[Layout records]

—————

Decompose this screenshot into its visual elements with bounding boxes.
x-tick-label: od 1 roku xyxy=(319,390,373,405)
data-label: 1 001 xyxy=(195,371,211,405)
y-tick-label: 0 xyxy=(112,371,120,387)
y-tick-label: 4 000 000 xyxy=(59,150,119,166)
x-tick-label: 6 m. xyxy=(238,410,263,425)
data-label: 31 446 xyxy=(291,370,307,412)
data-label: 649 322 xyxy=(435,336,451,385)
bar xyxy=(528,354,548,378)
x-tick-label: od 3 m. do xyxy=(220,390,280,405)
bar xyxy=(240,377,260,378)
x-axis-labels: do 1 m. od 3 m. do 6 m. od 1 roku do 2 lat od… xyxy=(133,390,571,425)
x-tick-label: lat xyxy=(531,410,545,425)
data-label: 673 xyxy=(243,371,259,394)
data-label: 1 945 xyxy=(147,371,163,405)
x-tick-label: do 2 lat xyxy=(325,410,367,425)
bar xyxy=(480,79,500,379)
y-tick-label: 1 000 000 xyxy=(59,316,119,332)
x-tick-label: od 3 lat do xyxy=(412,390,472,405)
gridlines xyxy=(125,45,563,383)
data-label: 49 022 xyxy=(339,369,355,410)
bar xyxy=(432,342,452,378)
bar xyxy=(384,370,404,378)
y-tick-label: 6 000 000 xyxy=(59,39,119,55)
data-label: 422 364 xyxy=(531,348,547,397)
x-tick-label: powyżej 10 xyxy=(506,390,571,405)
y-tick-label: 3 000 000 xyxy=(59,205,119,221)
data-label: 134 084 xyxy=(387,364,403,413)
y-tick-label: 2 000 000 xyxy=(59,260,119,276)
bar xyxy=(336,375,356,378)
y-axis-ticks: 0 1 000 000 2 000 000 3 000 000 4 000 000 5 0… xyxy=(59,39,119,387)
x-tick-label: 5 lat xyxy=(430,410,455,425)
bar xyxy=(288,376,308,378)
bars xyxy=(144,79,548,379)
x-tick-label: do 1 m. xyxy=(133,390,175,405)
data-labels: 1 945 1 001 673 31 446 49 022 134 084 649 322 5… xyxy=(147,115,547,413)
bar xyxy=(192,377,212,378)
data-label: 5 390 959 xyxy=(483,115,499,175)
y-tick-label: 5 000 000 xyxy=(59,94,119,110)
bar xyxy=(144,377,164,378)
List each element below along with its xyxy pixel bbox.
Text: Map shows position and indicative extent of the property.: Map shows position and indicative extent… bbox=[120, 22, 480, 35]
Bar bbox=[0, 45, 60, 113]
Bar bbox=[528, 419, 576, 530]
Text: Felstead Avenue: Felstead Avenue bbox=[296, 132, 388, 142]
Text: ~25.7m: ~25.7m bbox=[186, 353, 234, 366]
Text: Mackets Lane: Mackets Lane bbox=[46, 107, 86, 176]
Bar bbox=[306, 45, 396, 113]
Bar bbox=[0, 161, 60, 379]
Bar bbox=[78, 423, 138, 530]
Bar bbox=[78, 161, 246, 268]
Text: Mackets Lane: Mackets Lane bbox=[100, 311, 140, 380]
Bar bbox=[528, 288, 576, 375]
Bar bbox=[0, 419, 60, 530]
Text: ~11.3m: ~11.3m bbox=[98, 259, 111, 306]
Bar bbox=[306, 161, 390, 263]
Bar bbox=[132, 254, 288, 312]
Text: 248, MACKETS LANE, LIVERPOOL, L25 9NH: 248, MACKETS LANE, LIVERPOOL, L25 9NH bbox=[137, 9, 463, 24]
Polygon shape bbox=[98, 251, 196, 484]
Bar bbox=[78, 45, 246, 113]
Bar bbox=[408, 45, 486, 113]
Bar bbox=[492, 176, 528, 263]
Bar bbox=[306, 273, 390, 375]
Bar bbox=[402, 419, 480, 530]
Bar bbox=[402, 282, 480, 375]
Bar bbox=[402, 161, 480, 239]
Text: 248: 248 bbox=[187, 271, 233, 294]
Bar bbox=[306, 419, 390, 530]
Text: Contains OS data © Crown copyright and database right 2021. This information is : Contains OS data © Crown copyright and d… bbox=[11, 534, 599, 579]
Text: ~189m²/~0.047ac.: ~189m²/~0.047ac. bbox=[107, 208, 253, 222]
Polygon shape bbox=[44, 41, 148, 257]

—————

Put each line of the layout data above into a JSON list of strings, one string per line, leaving out blank lines.

[
  "Decompose this screenshot into its visual elements with bounding boxes.",
  "x-tick-label: od 1 roku xyxy=(319,390,373,405)",
  "data-label: 1 001 xyxy=(195,371,211,405)",
  "y-tick-label: 0 xyxy=(112,371,120,387)",
  "y-tick-label: 4 000 000 xyxy=(59,150,119,166)",
  "x-tick-label: 6 m. xyxy=(238,410,263,425)",
  "data-label: 31 446 xyxy=(291,370,307,412)",
  "data-label: 649 322 xyxy=(435,336,451,385)",
  "bar xyxy=(528,354,548,378)",
  "x-tick-label: od 3 m. do xyxy=(220,390,280,405)",
  "bar xyxy=(240,377,260,378)",
  "x-axis-labels: do 1 m. od 3 m. do 6 m. od 1 roku do 2 lat od… xyxy=(133,390,571,425)",
  "x-tick-label: lat xyxy=(531,410,545,425)",
  "data-label: 673 xyxy=(243,371,259,394)",
  "data-label: 1 945 xyxy=(147,371,163,405)",
  "x-tick-label: do 2 lat xyxy=(325,410,367,425)",
  "bar xyxy=(480,79,500,379)",
  "y-tick-label: 1 000 000 xyxy=(59,316,119,332)",
  "x-tick-label: od 3 lat do xyxy=(412,390,472,405)",
  "gridlines xyxy=(125,45,563,383)",
  "data-label: 49 022 xyxy=(339,369,355,410)",
  "bar xyxy=(432,342,452,378)",
  "bar xyxy=(384,370,404,378)",
  "y-tick-label: 6 000 000 xyxy=(59,39,119,55)",
  "data-label: 422 364 xyxy=(531,348,547,397)",
  "x-tick-label: powyżej 10 xyxy=(506,390,571,405)",
  "y-tick-label: 3 000 000 xyxy=(59,205,119,221)",
  "data-label: 134 084 xyxy=(387,364,403,413)",
  "y-tick-label: 2 000 000 xyxy=(59,260,119,276)",
  "bar xyxy=(336,375,356,378)",
  "y-axis-ticks: 0 1 000 000 2 000 000 3 000 000 4 000 000 5 0… xyxy=(59,39,119,387)",
  "x-tick-label: 5 lat xyxy=(430,410,455,425)",
  "bar xyxy=(288,376,308,378)",
  "bars xyxy=(144,79,548,379)",
  "x-tick-label: do 1 m. xyxy=(133,390,175,405)",
  "data-labels: 1 945 1 001 673 31 446 49 022 134 084 649 322 5… xyxy=(147,115,547,413)",
  "bar xyxy=(192,377,212,378)",
  "data-label: 5 390 959 xyxy=(483,115,499,175)",
  "y-tick-label: 5 000 000 xyxy=(59,94,119,110)",
  "bar xyxy=(144,377,164,378)",
  "List each element below along with its xyxy pixel bbox.",
  "Text: Map shows position and indicative extent of the property.: Map shows position and indicative extent… bbox=[120, 22, 480, 35]",
  "Bar bbox=[0, 45, 60, 113]",
  "Bar bbox=[528, 419, 576, 530]",
  "Text: Felstead Avenue: Felstead Avenue bbox=[296, 132, 388, 142]",
  "Text: ~25.7m: ~25.7m bbox=[186, 353, 234, 366]",
  "Text: Mackets Lane: Mackets Lane bbox=[46, 107, 86, 176]",
  "Bar bbox=[306, 45, 396, 113]",
  "Bar bbox=[0, 161, 60, 379]",
  "Bar bbox=[78, 423, 138, 530]",
  "Bar bbox=[78, 161, 246, 268]",
  "Text: Mackets Lane: Mackets Lane bbox=[100, 311, 140, 380]",
  "Bar bbox=[528, 288, 576, 375]",
  "Bar bbox=[0, 419, 60, 530]",
  "Text: ~11.3m: ~11.3m bbox=[98, 259, 111, 306]",
  "Bar bbox=[306, 161, 390, 263]",
  "Bar bbox=[132, 254, 288, 312]",
  "Text: 248, MACKETS LANE, LIVERPOOL, L25 9NH: 248, MACKETS LANE, LIVERPOOL, L25 9NH bbox=[137, 9, 463, 24]",
  "Polygon shape bbox=[98, 251, 196, 484]",
  "Bar bbox=[78, 45, 246, 113]",
  "Bar bbox=[408, 45, 486, 113]",
  "Bar bbox=[492, 176, 528, 263]",
  "Bar bbox=[306, 273, 390, 375]",
  "Bar bbox=[402, 419, 480, 530]",
  "Bar bbox=[402, 282, 480, 375]",
  "Bar bbox=[402, 161, 480, 239]",
  "Text: 248: 248 bbox=[187, 271, 233, 294]",
  "Bar bbox=[306, 419, 390, 530]",
  "Text: Contains OS data © Crown copyright and database right 2021. This information is : Contains OS data © Crown copyright and d… bbox=[11, 534, 599, 579]",
  "Text: ~189m²/~0.047ac.: ~189m²/~0.047ac. bbox=[107, 208, 253, 222]",
  "Polygon shape bbox=[44, 41, 148, 257]"
]